**Task instructions**:
A: In the Christmas story, how much money was in the family's Christmas Club account?
B: Write out the Christmas story from "Lee and I saved" up to and including "a great Christmas!", substituting "paper routes" for "allowances".

The following story is the time my brother Leon and I thought we were going to lose Christmas.  This is one of a series of twenty or more of my boyhood stories I wrote for my grandkids.


It was the first day of Christmas vacation. We were sitting at the kitchen table where Mom was addressing the last of the Christmas Cards while Lee and I pasted Christmas Seals on the backs of the envelopes.

The family opened a Christmas Club account at the bank in January, and we had been putting a dollar a week into it.  The account had a fifty dollars in it.  This money would be spent on  gifts, a tree, decorations, and the rest of the Christmas trappings.

 Lee and I saved about a dollar apiece from our allowances, and Mom was going to give us each five dollars so we could buy gifts for all the relatives.  This was going to be a great Christmas!

Later that morning Mom took us to the bank and withdrew the Christmas Club money.  She gave Lee and I each a crisp new five dollar bill.

We walked to the post office a few blocks away where Mom was going to buy stamps for the Christmas Cards.  We stood next to her line anticipating the rest of the day, and dreaming of decorating the tree, shaking the gifts beneath it, and trying to guess what each one held.

We were almost up to the window.  The man ahead of Mom asked the clerk for a roll of stamps.  Mom looked up.

A roll of stamps?  She had always bought stamps by the sheet.  Twenty five stamps for seventy five cents.  She had never seen or heard of a roll of stamps.  This was something new. 
Mom was a sucker for every new product or gadget that made it's way to the market.  Our kitchen was full of them.  Every drawer in the house held some sort of gadget that was designed to make our lives easier, or at least more interesting.  Coin holders that organized pennies, nickels, dimes, quarters, and half dollars.  Several types of mechanical pencils.  A new kind of pen that held it's own ink and had a ball at the point instead of nib.  Special clips to hold down the pages of a book while you were reading it.  Interesting toys like the glass bird that periodically dips it's beak into a glass of water and the windmill in a glass ball that spins when you put in the sun.  Mom couldn't resist buying something new.

**Extracted entries**:
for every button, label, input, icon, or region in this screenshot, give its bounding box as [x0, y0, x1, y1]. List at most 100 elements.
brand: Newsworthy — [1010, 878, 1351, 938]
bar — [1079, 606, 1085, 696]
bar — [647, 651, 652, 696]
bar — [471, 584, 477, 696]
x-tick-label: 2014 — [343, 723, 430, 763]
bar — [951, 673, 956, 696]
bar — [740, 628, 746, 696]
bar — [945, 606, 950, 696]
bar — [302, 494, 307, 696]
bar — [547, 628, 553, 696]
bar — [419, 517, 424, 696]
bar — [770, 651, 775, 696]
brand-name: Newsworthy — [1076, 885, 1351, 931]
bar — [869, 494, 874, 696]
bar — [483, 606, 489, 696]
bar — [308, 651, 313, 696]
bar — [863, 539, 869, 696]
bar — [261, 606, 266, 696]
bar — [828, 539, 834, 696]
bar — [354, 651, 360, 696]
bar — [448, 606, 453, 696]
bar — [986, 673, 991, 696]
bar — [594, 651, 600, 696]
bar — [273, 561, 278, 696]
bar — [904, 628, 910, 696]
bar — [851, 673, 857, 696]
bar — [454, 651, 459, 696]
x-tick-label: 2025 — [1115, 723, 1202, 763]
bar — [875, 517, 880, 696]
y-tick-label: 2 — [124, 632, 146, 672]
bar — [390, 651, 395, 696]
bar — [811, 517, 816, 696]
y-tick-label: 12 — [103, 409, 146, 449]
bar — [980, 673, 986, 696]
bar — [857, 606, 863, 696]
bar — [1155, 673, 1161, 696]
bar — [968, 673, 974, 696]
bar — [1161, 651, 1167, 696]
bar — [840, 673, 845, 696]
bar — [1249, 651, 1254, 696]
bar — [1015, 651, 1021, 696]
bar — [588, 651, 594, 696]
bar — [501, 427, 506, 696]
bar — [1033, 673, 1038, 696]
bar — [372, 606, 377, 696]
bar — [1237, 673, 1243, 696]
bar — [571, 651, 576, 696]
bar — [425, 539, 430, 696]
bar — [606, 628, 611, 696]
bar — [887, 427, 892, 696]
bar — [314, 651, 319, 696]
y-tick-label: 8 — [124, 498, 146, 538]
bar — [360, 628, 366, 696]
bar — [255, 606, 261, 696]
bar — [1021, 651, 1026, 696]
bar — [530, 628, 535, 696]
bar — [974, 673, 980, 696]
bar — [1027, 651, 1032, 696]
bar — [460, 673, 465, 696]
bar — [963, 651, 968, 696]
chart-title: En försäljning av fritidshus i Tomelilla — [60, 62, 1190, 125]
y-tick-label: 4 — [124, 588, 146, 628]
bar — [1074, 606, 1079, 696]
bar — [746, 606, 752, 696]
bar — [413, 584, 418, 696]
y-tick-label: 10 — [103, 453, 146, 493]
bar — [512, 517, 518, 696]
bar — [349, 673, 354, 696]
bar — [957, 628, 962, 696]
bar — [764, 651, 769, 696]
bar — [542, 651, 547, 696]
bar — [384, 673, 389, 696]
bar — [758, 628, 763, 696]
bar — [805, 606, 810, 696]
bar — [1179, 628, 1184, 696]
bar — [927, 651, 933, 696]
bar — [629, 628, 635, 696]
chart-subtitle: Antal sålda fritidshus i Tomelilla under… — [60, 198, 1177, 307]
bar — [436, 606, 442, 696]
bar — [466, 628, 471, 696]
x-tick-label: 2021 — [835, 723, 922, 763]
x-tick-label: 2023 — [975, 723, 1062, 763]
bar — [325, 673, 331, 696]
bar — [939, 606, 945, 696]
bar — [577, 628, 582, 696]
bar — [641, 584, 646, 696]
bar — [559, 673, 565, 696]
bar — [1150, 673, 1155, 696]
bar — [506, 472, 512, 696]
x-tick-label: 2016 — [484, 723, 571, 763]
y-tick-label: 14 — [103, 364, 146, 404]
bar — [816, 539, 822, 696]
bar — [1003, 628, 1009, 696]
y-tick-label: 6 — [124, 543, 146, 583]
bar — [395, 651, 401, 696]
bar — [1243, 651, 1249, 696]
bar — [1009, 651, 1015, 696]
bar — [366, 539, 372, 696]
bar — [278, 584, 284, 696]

**The replies**:
A: Fifty dollars.

B:
Lee and I saved about a dollar apiece from our paper routes, and Mom was going to give us each five dollars so we could buy gifts for all the relatives.  This was going to be a great Christmas!